• [Goal]: Filter the data for lines with the word "инвалидам", then copy every line so identified.

• [Dataset rows]:
__________

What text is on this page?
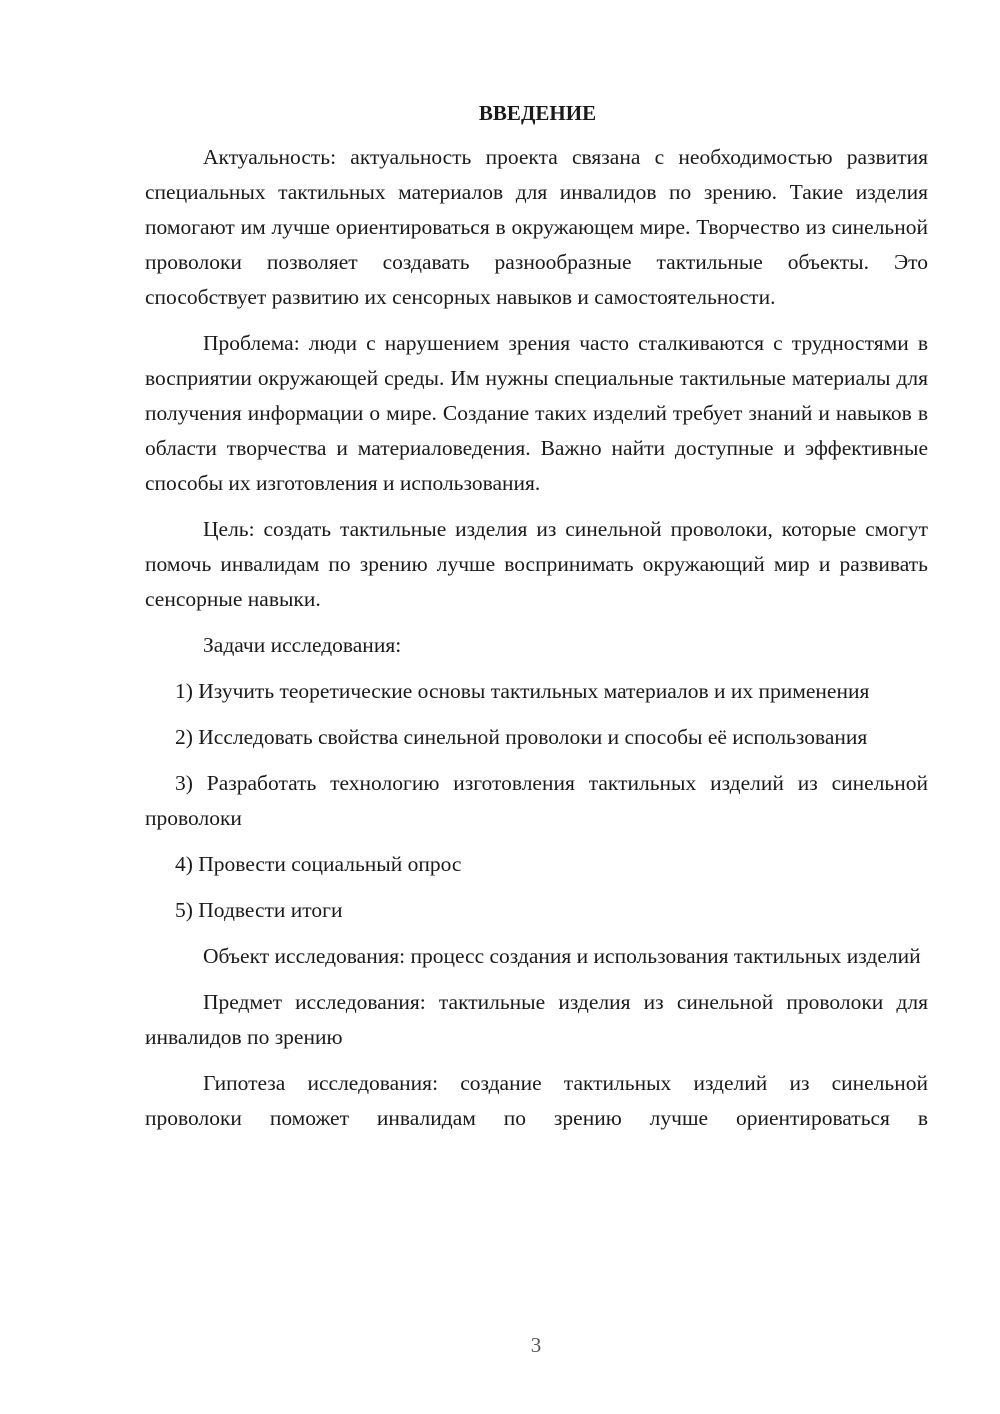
ВВЕДЕНИЕ

Актуальность: актуальность проекта связана с необходимостью развития специальных тактильных материалов для инвалидов по зрению. Такие изделия помогают им лучше ориентироваться в окружающем мире. Творчество из синельной проволоки позволяет создавать разнообразные тактильные объекты. Это способствует развитию их сенсорных навыков и самостоятельности.

Проблема: люди с нарушением зрения часто сталкиваются с трудностями в восприятии окружающей среды. Им нужны специальные тактильные материалы для получения информации о мире. Создание таких изделий требует знаний и навыков в области творчества и материаловедения. Важно найти доступные и эффективные способы их изготовления и использования.

Цель: создать тактильные изделия из синельной проволоки, которые смогут помочь инвалидам по зрению лучше воспринимать окружающий мир и развивать сенсорные навыки.

Задачи исследования:

1) Изучить теоретические основы тактильных материалов и их применения

2) Исследовать свойства синельной проволоки и способы её использования

3) Разработать технологию изготовления тактильных изделий из синельной проволоки

4) Провести социальный опрос

5) Подвести итоги

Объект исследования: процесс создания и использования тактильных изделий

Предмет исследования: тактильные изделия из синельной проволоки для инвалидов по зрению

Гипотеза исследования: создание тактильных изделий из синельной проволоки поможет инвалидам по зрению лучше ориентироваться в

3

__________

• [Exercise output]:
Цель: создать тактильные изделия из синельной проволоки, которые смогут помочь инвалидам по зрению лучше воспринимать окружающий мир и развивать сенсорные навыки.
Гипотеза исследования: создание тактильных изделий из синельной проволоки поможет инвалидам по зрению лучше ориентироваться в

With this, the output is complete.